Task inputs —
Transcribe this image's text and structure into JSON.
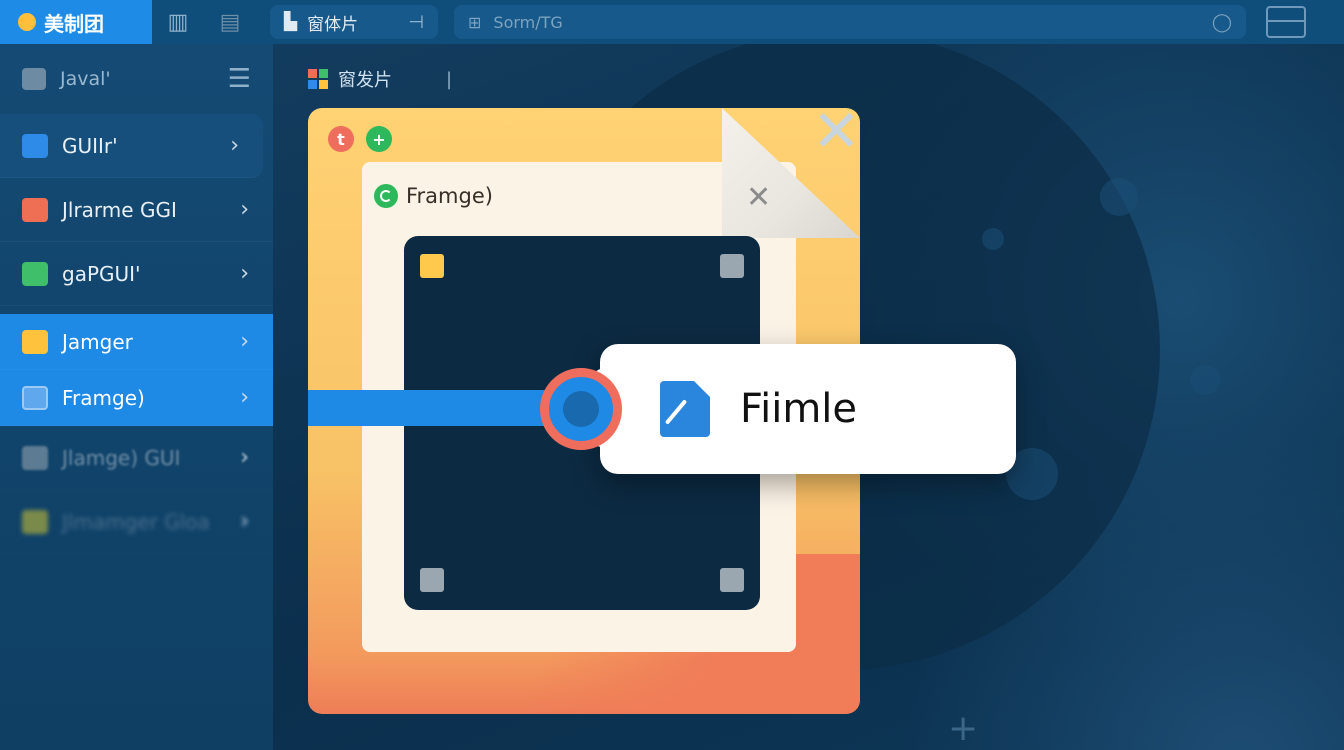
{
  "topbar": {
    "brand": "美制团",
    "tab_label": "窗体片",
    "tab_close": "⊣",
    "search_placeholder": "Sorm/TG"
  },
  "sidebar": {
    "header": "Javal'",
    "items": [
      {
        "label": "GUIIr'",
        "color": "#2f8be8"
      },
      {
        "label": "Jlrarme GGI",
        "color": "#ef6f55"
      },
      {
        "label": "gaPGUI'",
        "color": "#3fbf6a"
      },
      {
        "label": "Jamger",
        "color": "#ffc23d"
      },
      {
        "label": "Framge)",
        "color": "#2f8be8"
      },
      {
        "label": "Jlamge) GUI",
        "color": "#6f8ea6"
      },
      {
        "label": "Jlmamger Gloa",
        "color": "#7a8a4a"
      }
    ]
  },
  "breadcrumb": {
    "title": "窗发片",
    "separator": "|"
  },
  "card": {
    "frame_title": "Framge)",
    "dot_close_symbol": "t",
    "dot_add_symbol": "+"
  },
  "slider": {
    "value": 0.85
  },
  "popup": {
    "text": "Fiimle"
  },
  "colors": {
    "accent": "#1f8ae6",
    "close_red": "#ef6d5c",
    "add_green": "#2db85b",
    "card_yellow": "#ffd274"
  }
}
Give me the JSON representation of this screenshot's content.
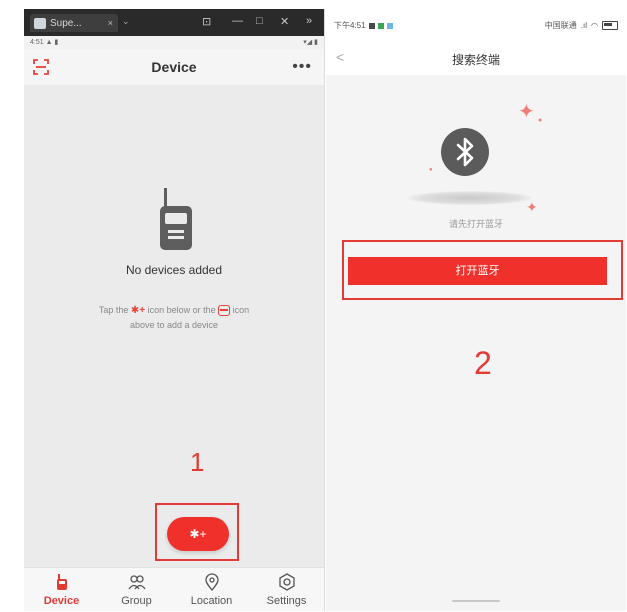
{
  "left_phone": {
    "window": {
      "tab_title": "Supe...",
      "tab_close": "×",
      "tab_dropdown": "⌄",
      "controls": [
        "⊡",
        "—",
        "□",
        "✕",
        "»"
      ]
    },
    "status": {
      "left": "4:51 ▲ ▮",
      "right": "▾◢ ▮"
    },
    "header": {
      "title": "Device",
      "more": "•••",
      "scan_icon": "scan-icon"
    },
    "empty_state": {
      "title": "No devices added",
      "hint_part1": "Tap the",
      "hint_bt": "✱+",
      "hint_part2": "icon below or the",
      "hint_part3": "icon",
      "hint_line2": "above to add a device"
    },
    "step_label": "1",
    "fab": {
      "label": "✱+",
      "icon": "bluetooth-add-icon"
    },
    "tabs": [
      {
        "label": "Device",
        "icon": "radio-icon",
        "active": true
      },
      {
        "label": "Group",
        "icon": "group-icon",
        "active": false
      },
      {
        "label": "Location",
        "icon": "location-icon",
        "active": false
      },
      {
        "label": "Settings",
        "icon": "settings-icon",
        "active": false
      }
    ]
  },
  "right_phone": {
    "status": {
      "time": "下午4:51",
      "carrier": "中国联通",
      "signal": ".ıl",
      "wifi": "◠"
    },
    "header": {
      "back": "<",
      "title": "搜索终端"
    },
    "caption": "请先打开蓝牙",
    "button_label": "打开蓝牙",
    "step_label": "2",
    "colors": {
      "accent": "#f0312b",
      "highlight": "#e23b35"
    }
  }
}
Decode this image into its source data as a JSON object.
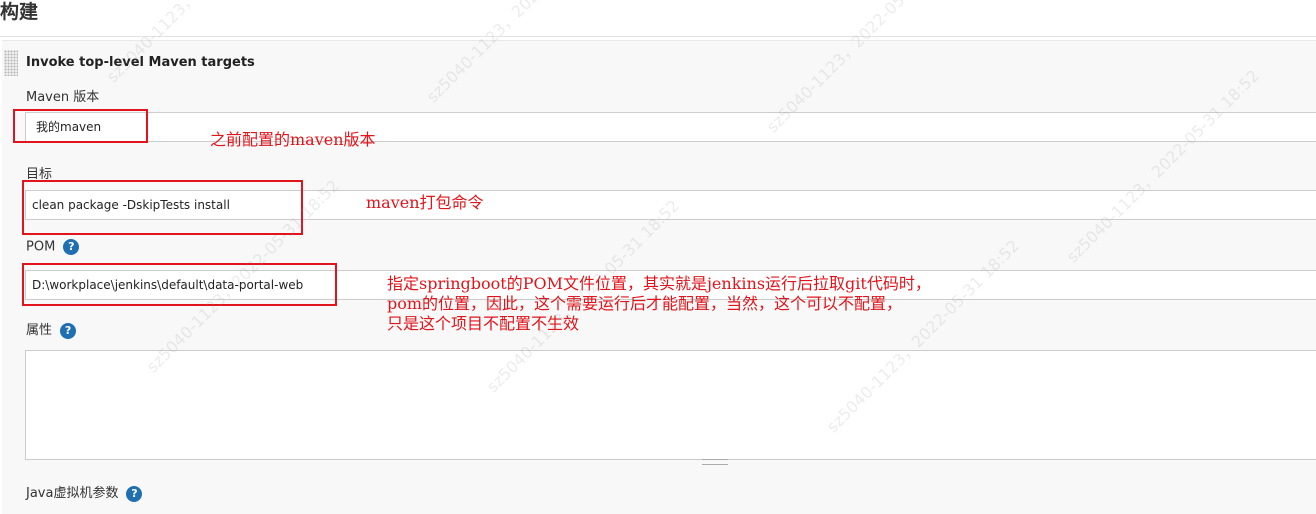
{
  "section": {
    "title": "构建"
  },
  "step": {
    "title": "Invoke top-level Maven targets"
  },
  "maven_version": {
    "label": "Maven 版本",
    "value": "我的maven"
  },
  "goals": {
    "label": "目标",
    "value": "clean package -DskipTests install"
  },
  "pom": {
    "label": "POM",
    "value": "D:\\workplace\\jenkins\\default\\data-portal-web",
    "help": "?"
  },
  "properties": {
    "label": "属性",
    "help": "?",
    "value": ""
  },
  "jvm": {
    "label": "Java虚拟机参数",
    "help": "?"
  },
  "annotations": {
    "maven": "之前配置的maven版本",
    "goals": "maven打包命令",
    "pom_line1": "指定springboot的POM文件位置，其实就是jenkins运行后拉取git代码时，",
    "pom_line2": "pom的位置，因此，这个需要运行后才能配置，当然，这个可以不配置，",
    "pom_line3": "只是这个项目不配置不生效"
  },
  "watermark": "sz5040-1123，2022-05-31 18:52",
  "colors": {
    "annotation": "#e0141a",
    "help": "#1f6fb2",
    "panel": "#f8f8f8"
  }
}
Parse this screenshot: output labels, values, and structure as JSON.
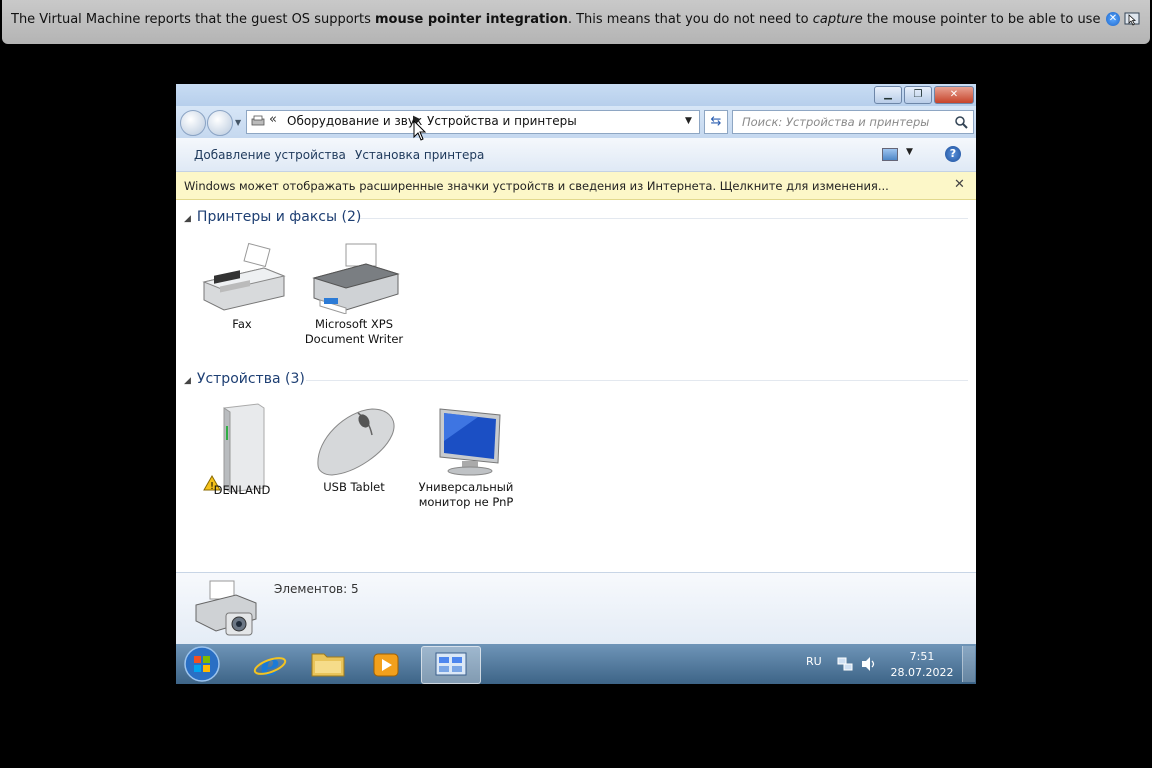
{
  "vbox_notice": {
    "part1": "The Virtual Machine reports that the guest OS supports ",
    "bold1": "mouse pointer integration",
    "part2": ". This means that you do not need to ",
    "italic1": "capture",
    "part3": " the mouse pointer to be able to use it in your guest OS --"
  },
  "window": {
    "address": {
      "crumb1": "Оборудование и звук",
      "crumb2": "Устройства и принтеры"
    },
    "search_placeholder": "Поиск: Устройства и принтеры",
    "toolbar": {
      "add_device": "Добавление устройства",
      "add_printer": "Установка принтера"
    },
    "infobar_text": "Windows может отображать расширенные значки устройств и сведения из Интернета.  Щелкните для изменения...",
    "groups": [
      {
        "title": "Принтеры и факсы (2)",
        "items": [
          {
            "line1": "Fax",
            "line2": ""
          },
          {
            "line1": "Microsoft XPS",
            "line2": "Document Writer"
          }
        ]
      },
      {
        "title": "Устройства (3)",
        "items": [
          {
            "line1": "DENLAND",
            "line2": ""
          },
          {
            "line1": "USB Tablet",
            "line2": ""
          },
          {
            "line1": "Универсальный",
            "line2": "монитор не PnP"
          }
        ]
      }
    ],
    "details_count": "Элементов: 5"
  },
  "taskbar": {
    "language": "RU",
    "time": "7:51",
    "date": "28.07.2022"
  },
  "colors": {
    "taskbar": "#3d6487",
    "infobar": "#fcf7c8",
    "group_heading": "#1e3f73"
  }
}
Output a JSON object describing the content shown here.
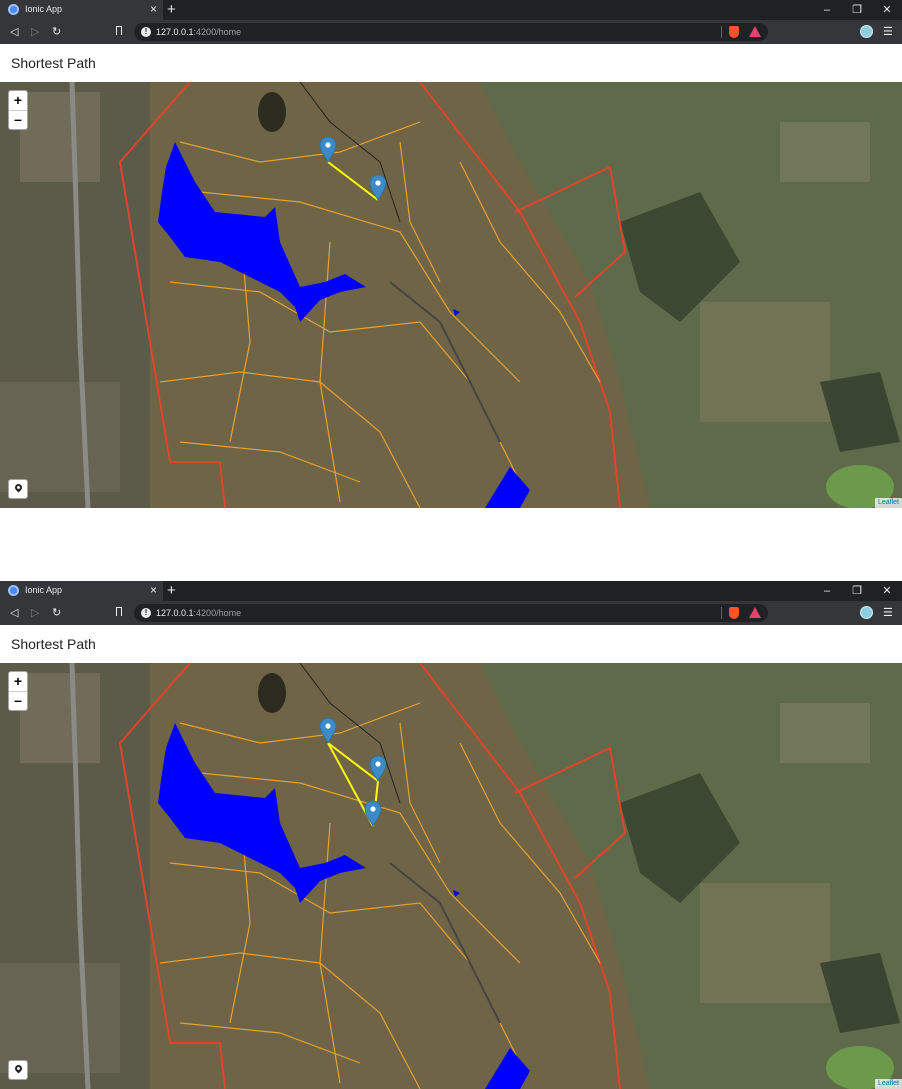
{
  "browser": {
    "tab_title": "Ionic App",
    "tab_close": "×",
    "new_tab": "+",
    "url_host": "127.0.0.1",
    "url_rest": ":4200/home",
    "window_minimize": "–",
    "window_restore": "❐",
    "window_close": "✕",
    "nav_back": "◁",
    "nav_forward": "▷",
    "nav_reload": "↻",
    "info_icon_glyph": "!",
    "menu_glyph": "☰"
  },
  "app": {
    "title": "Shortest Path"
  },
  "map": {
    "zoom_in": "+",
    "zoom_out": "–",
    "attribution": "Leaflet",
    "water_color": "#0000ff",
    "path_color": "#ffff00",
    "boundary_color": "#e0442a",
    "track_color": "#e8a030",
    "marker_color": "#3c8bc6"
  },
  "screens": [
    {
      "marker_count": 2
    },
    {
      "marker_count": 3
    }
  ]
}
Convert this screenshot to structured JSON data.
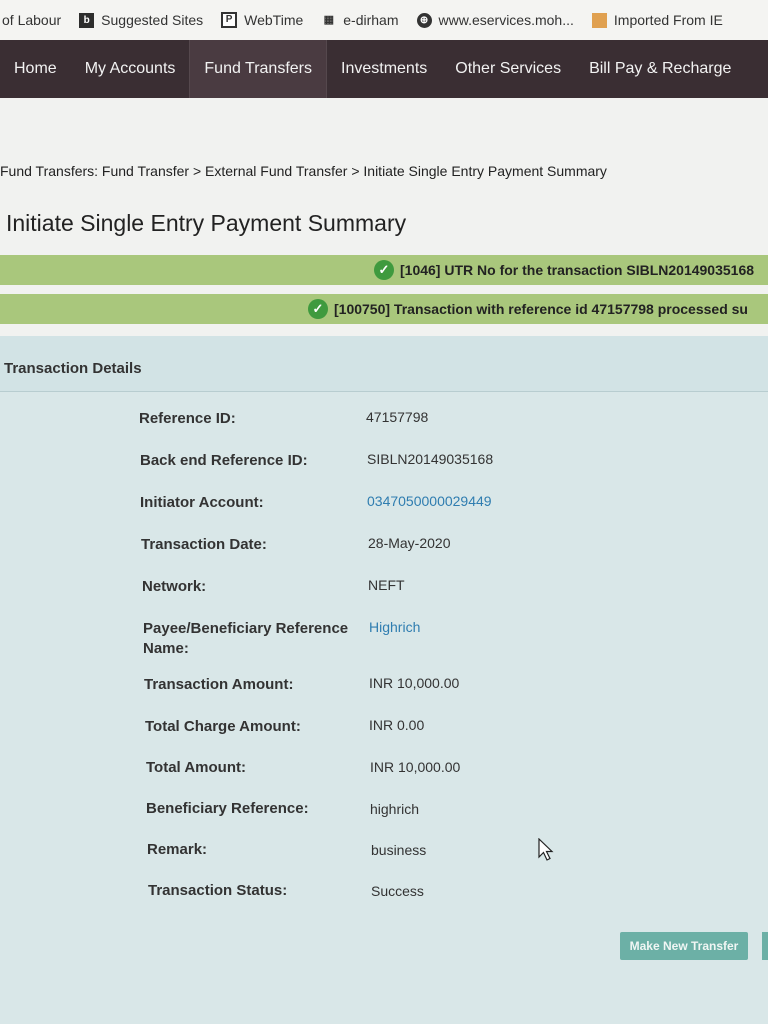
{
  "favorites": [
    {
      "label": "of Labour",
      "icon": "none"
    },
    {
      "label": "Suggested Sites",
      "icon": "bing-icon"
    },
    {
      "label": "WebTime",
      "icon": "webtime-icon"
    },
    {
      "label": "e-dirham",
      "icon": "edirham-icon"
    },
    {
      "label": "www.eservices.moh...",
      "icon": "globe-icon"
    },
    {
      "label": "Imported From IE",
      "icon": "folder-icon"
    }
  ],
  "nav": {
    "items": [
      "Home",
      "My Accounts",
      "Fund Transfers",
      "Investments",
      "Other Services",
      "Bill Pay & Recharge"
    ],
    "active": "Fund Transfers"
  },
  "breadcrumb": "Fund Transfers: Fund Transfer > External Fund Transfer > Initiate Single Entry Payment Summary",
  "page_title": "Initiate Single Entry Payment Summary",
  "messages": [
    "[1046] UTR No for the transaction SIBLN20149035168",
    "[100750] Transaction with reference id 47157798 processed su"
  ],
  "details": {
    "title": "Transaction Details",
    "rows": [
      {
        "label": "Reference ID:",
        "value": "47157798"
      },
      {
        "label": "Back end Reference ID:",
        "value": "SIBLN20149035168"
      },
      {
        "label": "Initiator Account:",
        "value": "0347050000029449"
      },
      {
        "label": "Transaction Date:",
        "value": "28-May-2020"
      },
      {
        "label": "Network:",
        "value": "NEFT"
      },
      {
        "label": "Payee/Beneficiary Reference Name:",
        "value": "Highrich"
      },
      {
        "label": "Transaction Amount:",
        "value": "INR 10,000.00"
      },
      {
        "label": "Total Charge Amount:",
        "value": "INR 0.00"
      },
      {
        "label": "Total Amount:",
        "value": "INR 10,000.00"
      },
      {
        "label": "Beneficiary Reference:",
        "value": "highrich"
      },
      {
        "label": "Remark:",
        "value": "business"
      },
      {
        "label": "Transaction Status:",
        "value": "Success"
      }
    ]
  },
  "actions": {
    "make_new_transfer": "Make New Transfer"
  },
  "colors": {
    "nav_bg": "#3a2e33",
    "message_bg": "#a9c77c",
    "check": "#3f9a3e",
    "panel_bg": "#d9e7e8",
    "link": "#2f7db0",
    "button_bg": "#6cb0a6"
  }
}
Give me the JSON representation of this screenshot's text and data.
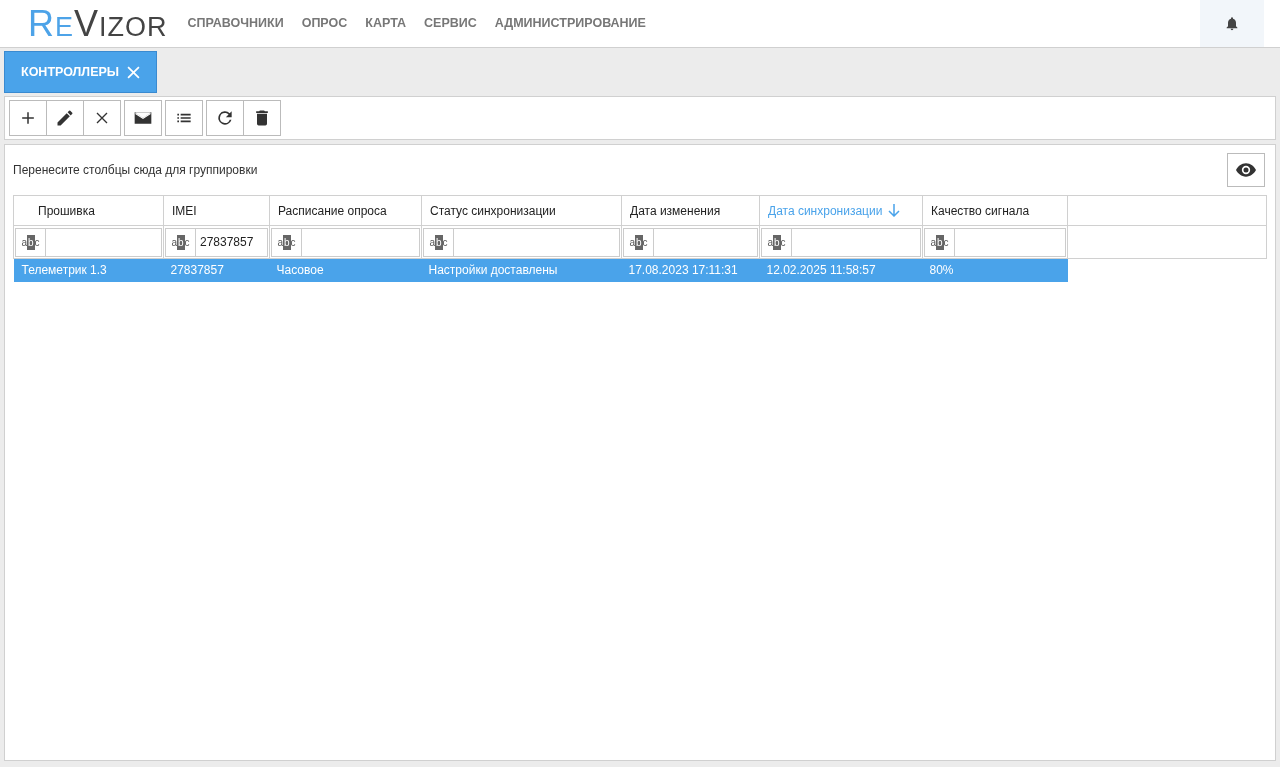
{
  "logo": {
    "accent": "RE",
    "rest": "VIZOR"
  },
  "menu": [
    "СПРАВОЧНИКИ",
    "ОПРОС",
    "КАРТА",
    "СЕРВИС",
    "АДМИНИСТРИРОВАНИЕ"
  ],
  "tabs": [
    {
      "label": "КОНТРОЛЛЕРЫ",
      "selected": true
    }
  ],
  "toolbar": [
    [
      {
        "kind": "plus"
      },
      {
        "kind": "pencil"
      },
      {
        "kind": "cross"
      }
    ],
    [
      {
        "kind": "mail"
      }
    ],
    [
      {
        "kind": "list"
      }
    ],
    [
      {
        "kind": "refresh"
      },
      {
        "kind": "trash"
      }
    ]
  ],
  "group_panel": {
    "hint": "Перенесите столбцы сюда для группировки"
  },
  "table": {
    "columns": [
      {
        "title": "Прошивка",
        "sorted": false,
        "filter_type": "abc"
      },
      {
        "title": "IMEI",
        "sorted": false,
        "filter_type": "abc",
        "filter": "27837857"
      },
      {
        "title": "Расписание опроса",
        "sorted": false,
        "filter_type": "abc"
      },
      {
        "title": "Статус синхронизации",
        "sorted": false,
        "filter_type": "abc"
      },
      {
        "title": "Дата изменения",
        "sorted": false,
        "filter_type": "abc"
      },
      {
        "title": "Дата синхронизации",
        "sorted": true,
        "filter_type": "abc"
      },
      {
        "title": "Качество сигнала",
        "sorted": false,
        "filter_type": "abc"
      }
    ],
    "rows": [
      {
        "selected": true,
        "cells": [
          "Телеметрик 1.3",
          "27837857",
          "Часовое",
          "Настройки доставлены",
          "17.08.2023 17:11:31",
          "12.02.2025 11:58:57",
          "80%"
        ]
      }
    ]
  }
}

Work required —
Go through the listing above and locate each line that holds the word "Beneficiary". Copy those lines.

Exercise response —
        "label": "Payee/Beneficiary Reference Name:",
        "label": "Beneficiary Reference:",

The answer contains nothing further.